Exercise brief. Copy down all of the data underneath, exactly as shown.

Data extracted from a collection.
********
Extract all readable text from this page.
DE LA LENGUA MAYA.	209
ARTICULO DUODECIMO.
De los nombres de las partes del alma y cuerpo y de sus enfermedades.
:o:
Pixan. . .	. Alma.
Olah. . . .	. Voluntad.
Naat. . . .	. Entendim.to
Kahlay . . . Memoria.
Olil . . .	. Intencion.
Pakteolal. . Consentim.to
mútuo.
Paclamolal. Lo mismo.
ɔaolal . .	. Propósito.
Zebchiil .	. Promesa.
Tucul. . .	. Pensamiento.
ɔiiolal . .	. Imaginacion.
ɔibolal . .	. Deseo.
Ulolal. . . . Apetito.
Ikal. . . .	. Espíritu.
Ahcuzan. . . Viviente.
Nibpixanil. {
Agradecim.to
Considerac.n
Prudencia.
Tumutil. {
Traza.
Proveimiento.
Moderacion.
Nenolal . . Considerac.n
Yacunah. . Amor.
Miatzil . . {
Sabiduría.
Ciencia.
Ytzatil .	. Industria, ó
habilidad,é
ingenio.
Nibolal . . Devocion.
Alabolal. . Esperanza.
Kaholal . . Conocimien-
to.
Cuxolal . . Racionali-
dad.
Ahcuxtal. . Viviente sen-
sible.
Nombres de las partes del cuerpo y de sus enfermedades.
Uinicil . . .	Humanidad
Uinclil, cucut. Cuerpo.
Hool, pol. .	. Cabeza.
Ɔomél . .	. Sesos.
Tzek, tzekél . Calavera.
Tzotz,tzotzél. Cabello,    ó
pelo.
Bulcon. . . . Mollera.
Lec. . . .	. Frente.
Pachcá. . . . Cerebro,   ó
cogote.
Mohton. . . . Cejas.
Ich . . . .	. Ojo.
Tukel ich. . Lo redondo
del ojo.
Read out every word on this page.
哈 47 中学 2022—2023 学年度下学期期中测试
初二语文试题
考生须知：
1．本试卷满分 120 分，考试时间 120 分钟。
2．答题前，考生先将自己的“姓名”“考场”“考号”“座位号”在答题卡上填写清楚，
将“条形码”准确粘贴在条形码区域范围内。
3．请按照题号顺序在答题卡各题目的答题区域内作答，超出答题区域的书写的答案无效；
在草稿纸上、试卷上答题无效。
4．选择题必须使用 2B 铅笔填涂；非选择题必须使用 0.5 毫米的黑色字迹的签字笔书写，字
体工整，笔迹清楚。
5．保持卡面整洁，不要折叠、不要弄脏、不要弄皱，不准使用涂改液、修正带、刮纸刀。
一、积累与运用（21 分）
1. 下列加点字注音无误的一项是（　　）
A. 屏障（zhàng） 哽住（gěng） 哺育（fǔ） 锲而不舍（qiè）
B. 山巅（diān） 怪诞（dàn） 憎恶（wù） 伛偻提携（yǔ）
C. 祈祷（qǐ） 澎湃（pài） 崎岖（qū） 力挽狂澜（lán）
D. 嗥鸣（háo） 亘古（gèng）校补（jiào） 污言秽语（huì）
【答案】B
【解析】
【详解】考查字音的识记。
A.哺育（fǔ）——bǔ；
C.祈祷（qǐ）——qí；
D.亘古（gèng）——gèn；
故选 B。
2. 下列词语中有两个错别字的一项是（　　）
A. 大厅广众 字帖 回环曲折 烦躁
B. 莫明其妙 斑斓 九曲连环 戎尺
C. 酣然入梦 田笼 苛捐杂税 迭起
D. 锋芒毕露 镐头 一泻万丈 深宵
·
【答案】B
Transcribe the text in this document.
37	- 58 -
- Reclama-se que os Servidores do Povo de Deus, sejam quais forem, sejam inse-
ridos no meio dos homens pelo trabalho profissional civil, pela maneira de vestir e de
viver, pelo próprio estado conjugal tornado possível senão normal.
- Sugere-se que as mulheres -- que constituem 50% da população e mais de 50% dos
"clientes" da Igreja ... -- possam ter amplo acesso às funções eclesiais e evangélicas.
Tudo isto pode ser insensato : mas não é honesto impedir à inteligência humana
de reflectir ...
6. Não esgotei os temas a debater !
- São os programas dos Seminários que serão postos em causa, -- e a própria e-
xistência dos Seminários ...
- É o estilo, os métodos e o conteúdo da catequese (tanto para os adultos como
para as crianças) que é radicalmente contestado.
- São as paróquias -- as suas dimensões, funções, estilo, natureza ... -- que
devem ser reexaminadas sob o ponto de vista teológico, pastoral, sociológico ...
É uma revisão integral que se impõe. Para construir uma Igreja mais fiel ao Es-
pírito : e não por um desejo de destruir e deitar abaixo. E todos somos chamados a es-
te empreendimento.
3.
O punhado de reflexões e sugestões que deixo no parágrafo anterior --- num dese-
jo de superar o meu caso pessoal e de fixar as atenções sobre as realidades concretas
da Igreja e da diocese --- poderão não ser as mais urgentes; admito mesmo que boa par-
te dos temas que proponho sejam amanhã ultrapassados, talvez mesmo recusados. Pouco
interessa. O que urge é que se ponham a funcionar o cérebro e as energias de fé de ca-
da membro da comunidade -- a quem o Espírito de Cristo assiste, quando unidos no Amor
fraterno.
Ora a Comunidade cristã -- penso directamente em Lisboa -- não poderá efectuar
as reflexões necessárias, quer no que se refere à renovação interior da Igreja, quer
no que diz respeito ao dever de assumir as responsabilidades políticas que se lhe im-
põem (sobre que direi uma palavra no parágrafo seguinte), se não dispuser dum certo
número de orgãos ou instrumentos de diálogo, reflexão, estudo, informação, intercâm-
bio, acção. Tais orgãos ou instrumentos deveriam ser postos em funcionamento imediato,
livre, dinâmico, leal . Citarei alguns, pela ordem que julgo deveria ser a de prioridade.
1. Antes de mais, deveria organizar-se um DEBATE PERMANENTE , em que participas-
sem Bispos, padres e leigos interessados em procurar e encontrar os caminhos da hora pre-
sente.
********
Task result.
Extract all readable text from this page.
DE LA LENGUA MAYA.	209
ARTICULO DUODECIMO.
De los nombres de las partes del alma y cuerpo y de sus enfermedades.
:o:
Pixan. . .	. Alma.
Olah. . . .	. Voluntad.
Naat. . . .	. Entendim.to
Kahlay . . . Memoria.
Olil . . .	. Intencion.
Pakteolal. . Consentim.to
mútuo.
Paclamolal. Lo mismo.
ɔaolal . .	. Propósito.
Zebchiil .	. Promesa.
Tucul. . .	. Pensamiento.
ɔiiolal . .	. Imaginacion.
ɔibolal . .	. Deseo.
Ulolal. . . . Apetito.
Ikal. . . .	. Espíritu.
Ahcuzan. . . Viviente.
Nibpixanil. {
Agradecim.to
Considerac.n
Prudencia.
Tumutil. {
Traza.
Proveimiento.
Moderacion.
Nenolal . . Considerac.n
Yacunah. . Amor.
Miatzil . . {
Sabiduría.
Ciencia.
Ytzatil .	. Industria, ó
habilidad,é
ingenio.
Nibolal . . Devocion.
Alabolal. . Esperanza.
Kaholal . . Conocimien-
to.
Cuxolal . . Racionali-
dad.
Ahcuxtal. . Viviente sen-
sible.
Nombres de las partes del cuerpo y de sus enfermedades.
Uinicil . . .	Humanidad
Uinclil, cucut. Cuerpo.
Hool, pol. .	. Cabeza.
Ɔomél . .	. Sesos.
Tzek, tzekél . Calavera.
Tzotz,tzotzél. Cabello,    ó
pelo.
Bulcon. . . . Mollera.
Lec. . . .	. Frente.
Pachcá. . . . Cerebro,   ó
cogote.
Mohton. . . . Cejas.
Ich . . . .	. Ojo.
Tukel ich. . Lo redondo
del ojo.
Read out every word on this page.
哈 47 中学 2022—2023 学年度下学期期中测试
初二语文试题
考生须知：
1．本试卷满分 120 分，考试时间 120 分钟。
2．答题前，考生先将自己的“姓名”“考场”“考号”“座位号”在答题卡上填写清楚，
将“条形码”准确粘贴在条形码区域范围内。
3．请按照题号顺序在答题卡各题目的答题区域内作答，超出答题区域的书写的答案无效；
在草稿纸上、试卷上答题无效。
4．选择题必须使用 2B 铅笔填涂；非选择题必须使用 0.5 毫米的黑色字迹的签字笔书写，字
体工整，笔迹清楚。
5．保持卡面整洁，不要折叠、不要弄脏、不要弄皱，不准使用涂改液、修正带、刮纸刀。
一、积累与运用（21 分）
1. 下列加点字注音无误的一项是（　　）
A. 屏障（zhàng） 哽住（gěng） 哺育（fǔ） 锲而不舍（qiè）
B. 山巅（diān） 怪诞（dàn） 憎恶（wù） 伛偻提携（yǔ）
C. 祈祷（qǐ） 澎湃（pài） 崎岖（qū） 力挽狂澜（lán）
D. 嗥鸣（háo） 亘古（gèng）校补（jiào） 污言秽语（huì）
【答案】B
【解析】
【详解】考查字音的识记。
A.哺育（fǔ）——bǔ；
C.祈祷（qǐ）——qí；
D.亘古（gèng）——gèn；
故选 B。
2. 下列词语中有两个错别字的一项是（　　）
A. 大厅广众 字帖 回环曲折 烦躁
B. 莫明其妙 斑斓 九曲连环 戎尺
C. 酣然入梦 田笼 苛捐杂税 迭起
D. 锋芒毕露 镐头 一泻万丈 深宵
·
【答案】B
Transcribe the text in this document.
37	- 58 -
- Reclama-se que os Servidores do Povo de Deus, sejam quais forem, sejam inse-
ridos no meio dos homens pelo trabalho profissional civil, pela maneira de vestir e de
viver, pelo próprio estado conjugal tornado possível senão normal.
- Sugere-se que as mulheres -- que constituem 50% da população e mais de 50% dos
"clientes" da Igreja ... -- possam ter amplo acesso às funções eclesiais e evangélicas.
Tudo isto pode ser insensato : mas não é honesto impedir à inteligência humana
de reflectir ...
6. Não esgotei os temas a debater !
- São os programas dos Seminários que serão postos em causa, -- e a própria e-
xistência dos Seminários ...
- É o estilo, os métodos e o conteúdo da catequese (tanto para os adultos como
para as crianças) que é radicalmente contestado.
- São as paróquias -- as suas dimensões, funções, estilo, natureza ... -- que
devem ser reexaminadas sob o ponto de vista teológico, pastoral, sociológico ...
É uma revisão integral que se impõe. Para construir uma Igreja mais fiel ao Es-
pírito : e não por um desejo de destruir e deitar abaixo. E todos somos chamados a es-
te empreendimento.
3.
O punhado de reflexões e sugestões que deixo no parágrafo anterior --- num dese-
jo de superar o meu caso pessoal e de fixar as atenções sobre as realidades concretas
da Igreja e da diocese --- poderão não ser as mais urgentes; admito mesmo que boa par-
te dos temas que proponho sejam amanhã ultrapassados, talvez mesmo recusados. Pouco
interessa. O que urge é que se ponham a funcionar o cérebro e as energias de fé de ca-
da membro da comunidade -- a quem o Espírito de Cristo assiste, quando unidos no Amor
fraterno.
Ora a Comunidade cristã -- penso directamente em Lisboa -- não poderá efectuar
as reflexões necessárias, quer no que se refere à renovação interior da Igreja, quer
no que diz respeito ao dever de assumir as responsabilidades políticas que se lhe im-
põem (sobre que direi uma palavra no parágrafo seguinte), se não dispuser dum certo
número de orgãos ou instrumentos de diálogo, reflexão, estudo, informação, intercâm-
bio, acção. Tais orgãos ou instrumentos deveriam ser postos em funcionamento imediato,
livre, dinâmico, leal . Citarei alguns, pela ordem que julgo deveria ser a de prioridade.
1. Antes de mais, deveria organizar-se um DEBATE PERMANENTE , em que participas-
sem Bispos, padres e leigos interessados em procurar e encontrar os caminhos da hora pre-
sente.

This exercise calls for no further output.